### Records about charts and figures
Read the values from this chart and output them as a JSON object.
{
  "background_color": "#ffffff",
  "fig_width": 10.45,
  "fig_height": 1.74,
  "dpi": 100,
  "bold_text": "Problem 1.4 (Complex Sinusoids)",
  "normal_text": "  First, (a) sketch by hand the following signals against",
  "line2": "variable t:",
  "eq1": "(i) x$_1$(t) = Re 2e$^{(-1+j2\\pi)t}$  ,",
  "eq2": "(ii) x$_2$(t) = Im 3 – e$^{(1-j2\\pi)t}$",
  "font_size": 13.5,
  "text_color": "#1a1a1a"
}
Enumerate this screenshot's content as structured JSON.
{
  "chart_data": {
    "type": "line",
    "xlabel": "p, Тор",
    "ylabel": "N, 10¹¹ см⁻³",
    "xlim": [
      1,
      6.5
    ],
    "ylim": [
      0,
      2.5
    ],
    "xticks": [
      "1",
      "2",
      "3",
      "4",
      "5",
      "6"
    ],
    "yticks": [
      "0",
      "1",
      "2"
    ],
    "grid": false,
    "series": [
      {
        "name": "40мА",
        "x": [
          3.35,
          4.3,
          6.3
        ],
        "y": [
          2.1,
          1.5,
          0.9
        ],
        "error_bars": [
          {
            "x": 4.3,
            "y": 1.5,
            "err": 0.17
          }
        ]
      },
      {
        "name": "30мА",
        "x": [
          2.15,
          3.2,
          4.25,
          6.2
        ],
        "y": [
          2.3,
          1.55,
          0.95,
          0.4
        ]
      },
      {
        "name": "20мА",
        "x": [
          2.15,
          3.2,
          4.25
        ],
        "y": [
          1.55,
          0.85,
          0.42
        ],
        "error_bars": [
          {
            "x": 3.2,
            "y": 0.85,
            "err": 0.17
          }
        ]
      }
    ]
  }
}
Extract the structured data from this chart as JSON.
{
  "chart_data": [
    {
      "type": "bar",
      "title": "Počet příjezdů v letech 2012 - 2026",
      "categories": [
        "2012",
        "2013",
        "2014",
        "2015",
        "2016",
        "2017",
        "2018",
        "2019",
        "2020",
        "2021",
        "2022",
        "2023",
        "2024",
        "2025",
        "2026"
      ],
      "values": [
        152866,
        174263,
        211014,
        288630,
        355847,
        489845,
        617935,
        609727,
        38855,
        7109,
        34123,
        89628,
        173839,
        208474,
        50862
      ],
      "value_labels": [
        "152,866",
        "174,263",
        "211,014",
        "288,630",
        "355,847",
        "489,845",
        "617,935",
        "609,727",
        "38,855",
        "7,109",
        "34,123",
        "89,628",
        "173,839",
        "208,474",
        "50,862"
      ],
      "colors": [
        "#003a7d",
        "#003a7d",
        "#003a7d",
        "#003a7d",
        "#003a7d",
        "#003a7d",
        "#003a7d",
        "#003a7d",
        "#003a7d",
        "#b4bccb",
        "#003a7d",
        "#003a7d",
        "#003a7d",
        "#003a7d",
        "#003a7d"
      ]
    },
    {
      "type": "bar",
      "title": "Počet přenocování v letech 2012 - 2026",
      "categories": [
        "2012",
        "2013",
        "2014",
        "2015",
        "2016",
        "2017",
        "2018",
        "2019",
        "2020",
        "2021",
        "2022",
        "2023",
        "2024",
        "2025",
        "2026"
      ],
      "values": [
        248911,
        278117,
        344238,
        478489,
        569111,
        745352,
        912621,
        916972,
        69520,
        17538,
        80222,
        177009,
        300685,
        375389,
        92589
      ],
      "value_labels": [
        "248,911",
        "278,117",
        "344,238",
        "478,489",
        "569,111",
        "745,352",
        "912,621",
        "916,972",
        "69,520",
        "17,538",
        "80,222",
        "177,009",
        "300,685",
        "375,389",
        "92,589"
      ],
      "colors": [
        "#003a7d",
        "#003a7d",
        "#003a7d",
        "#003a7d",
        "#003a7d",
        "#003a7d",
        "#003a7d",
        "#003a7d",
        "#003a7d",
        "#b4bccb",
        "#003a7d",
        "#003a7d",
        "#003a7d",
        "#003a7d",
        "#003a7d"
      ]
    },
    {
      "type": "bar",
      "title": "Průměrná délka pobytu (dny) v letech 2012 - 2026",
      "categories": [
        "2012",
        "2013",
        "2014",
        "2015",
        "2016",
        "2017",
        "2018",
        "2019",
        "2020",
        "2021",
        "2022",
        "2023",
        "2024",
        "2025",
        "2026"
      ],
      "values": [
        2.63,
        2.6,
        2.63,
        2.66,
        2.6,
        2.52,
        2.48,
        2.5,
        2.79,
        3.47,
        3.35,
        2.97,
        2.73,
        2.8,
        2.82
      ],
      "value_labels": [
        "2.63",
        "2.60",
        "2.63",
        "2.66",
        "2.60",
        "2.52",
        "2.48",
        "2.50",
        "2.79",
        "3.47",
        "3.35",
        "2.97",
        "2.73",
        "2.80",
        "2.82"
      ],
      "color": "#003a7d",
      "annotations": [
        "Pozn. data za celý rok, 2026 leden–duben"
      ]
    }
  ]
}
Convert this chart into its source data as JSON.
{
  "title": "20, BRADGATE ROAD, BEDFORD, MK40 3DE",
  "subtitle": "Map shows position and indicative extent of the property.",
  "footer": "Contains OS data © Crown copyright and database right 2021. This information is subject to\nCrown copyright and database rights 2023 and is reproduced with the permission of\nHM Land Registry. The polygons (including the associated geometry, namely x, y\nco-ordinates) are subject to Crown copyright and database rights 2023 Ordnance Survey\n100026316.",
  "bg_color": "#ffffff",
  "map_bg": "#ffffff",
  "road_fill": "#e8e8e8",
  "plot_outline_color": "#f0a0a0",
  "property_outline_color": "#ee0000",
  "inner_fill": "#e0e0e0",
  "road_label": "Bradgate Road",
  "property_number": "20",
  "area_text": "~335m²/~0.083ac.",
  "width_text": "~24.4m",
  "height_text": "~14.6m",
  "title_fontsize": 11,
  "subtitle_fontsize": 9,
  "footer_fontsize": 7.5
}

### Task to carry out
From the records above, please extract every line and repeat it exactly.

### Exercise output
Read the values from this chart and output them as a JSON object.
{
  "background_color": "#ffffff",
  "fig_width": 10.45,
  "fig_height": 1.74,
  "dpi": 100,
  "bold_text": "Problem 1.4 (Complex Sinusoids)",
  "normal_text": "  First, (a) sketch by hand the following signals against",
  "line2": "variable t:",
  "eq1": "(i) x$_1$(t) = Re 2e$^{(-1+j2\\pi)t}$  ,",
  "eq2": "(ii) x$_2$(t) = Im 3 – e$^{(1-j2\\pi)t}$",
  "font_size": 13.5,
  "text_color": "#1a1a1a"
}
Enumerate this screenshot's content as structured JSON.
{
  "chart_data": {
    "type": "line",
    "xlabel": "p, Тор",
    "ylabel": "N, 10¹¹ см⁻³",
    "xlim": [
      1,
      6.5
    ],
    "ylim": [
      0,
      2.5
    ],
    "xticks": [
      "1",
      "2",
      "3",
      "4",
      "5",
      "6"
    ],
    "yticks": [
      "0",
      "1",
      "2"
    ],
    "grid": false,
    "series": [
      {
        "name": "40мА",
        "x": [
          3.35,
          4.3,
          6.3
        ],
        "y": [
          2.1,
          1.5,
          0.9
        ],
        "error_bars": [
          {
            "x": 4.3,
            "y": 1.5,
            "err": 0.17
          }
        ]
      },
      {
        "name": "30мА",
        "x": [
          2.15,
          3.2,
          4.25,
          6.2
        ],
        "y": [
          2.3,
          1.55,
          0.95,
          0.4
        ]
      },
      {
        "name": "20мА",
        "x": [
          2.15,
          3.2,
          4.25
        ],
        "y": [
          1.55,
          0.85,
          0.42
        ],
        "error_bars": [
          {
            "x": 3.2,
            "y": 0.85,
            "err": 0.17
          }
        ]
      }
    ]
  }
}
Extract the structured data from this chart as JSON.
{
  "chart_data": [
    {
      "type": "bar",
      "title": "Počet příjezdů v letech 2012 - 2026",
      "categories": [
        "2012",
        "2013",
        "2014",
        "2015",
        "2016",
        "2017",
        "2018",
        "2019",
        "2020",
        "2021",
        "2022",
        "2023",
        "2024",
        "2025",
        "2026"
      ],
      "values": [
        152866,
        174263,
        211014,
        288630,
        355847,
        489845,
        617935,
        609727,
        38855,
        7109,
        34123,
        89628,
        173839,
        208474,
        50862
      ],
      "value_labels": [
        "152,866",
        "174,263",
        "211,014",
        "288,630",
        "355,847",
        "489,845",
        "617,935",
        "609,727",
        "38,855",
        "7,109",
        "34,123",
        "89,628",
        "173,839",
        "208,474",
        "50,862"
      ],
      "colors": [
        "#003a7d",
        "#003a7d",
        "#003a7d",
        "#003a7d",
        "#003a7d",
        "#003a7d",
        "#003a7d",
        "#003a7d",
        "#003a7d",
        "#b4bccb",
        "#003a7d",
        "#003a7d",
        "#003a7d",
        "#003a7d",
        "#003a7d"
      ]
    },
    {
      "type": "bar",
      "title": "Počet přenocování v letech 2012 - 2026",
      "categories": [
        "2012",
        "2013",
        "2014",
        "2015",
        "2016",
        "2017",
        "2018",
        "2019",
        "2020",
        "2021",
        "2022",
        "2023",
        "2024",
        "2025",
        "2026"
      ],
      "values": [
        248911,
        278117,
        344238,
        478489,
        569111,
        745352,
        912621,
        916972,
        69520,
        17538,
        80222,
        177009,
        300685,
        375389,
        92589
      ],
      "value_labels": [
        "248,911",
        "278,117",
        "344,238",
        "478,489",
        "569,111",
        "745,352",
        "912,621",
        "916,972",
        "69,520",
        "17,538",
        "80,222",
        "177,009",
        "300,685",
        "375,389",
        "92,589"
      ],
      "colors": [
        "#003a7d",
        "#003a7d",
        "#003a7d",
        "#003a7d",
        "#003a7d",
        "#003a7d",
        "#003a7d",
        "#003a7d",
        "#003a7d",
        "#b4bccb",
        "#003a7d",
        "#003a7d",
        "#003a7d",
        "#003a7d",
        "#003a7d"
      ]
    },
    {
      "type": "bar",
      "title": "Průměrná délka pobytu (dny) v letech 2012 - 2026",
      "categories": [
        "2012",
        "2013",
        "2014",
        "2015",
        "2016",
        "2017",
        "2018",
        "2019",
        "2020",
        "2021",
        "2022",
        "2023",
        "2024",
        "2025",
        "2026"
      ],
      "values": [
        2.63,
        2.6,
        2.63,
        2.66,
        2.6,
        2.52,
        2.48,
        2.5,
        2.79,
        3.47,
        3.35,
        2.97,
        2.73,
        2.8,
        2.82
      ],
      "value_labels": [
        "2.63",
        "2.60",
        "2.63",
        "2.66",
        "2.60",
        "2.52",
        "2.48",
        "2.50",
        "2.79",
        "3.47",
        "3.35",
        "2.97",
        "2.73",
        "2.80",
        "2.82"
      ],
      "color": "#003a7d",
      "annotations": [
        "Pozn. data za celý rok, 2026 leden–duben"
      ]
    }
  ]
}
Convert this chart into its source data as JSON.
{
  "title": "20, BRADGATE ROAD, BEDFORD, MK40 3DE",
  "subtitle": "Map shows position and indicative extent of the property.",
  "footer": "Contains OS data © Crown copyright and database right 2021. This information is subject to\nCrown copyright and database rights 2023 and is reproduced with the permission of\nHM Land Registry. The polygons (including the associated geometry, namely x, y\nco-ordinates) are subject to Crown copyright and database rights 2023 Ordnance Survey\n100026316.",
  "bg_color": "#ffffff",
  "map_bg": "#ffffff",
  "road_fill": "#e8e8e8",
  "plot_outline_color": "#f0a0a0",
  "property_outline_color": "#ee0000",
  "inner_fill": "#e0e0e0",
  "road_label": "Bradgate Road",
  "property_number": "20",
  "area_text": "~335m²/~0.083ac.",
  "width_text": "~24.4m",
  "height_text": "~14.6m",
  "title_fontsize": 11,
  "subtitle_fontsize": 9,
  "footer_fontsize": 7.5
}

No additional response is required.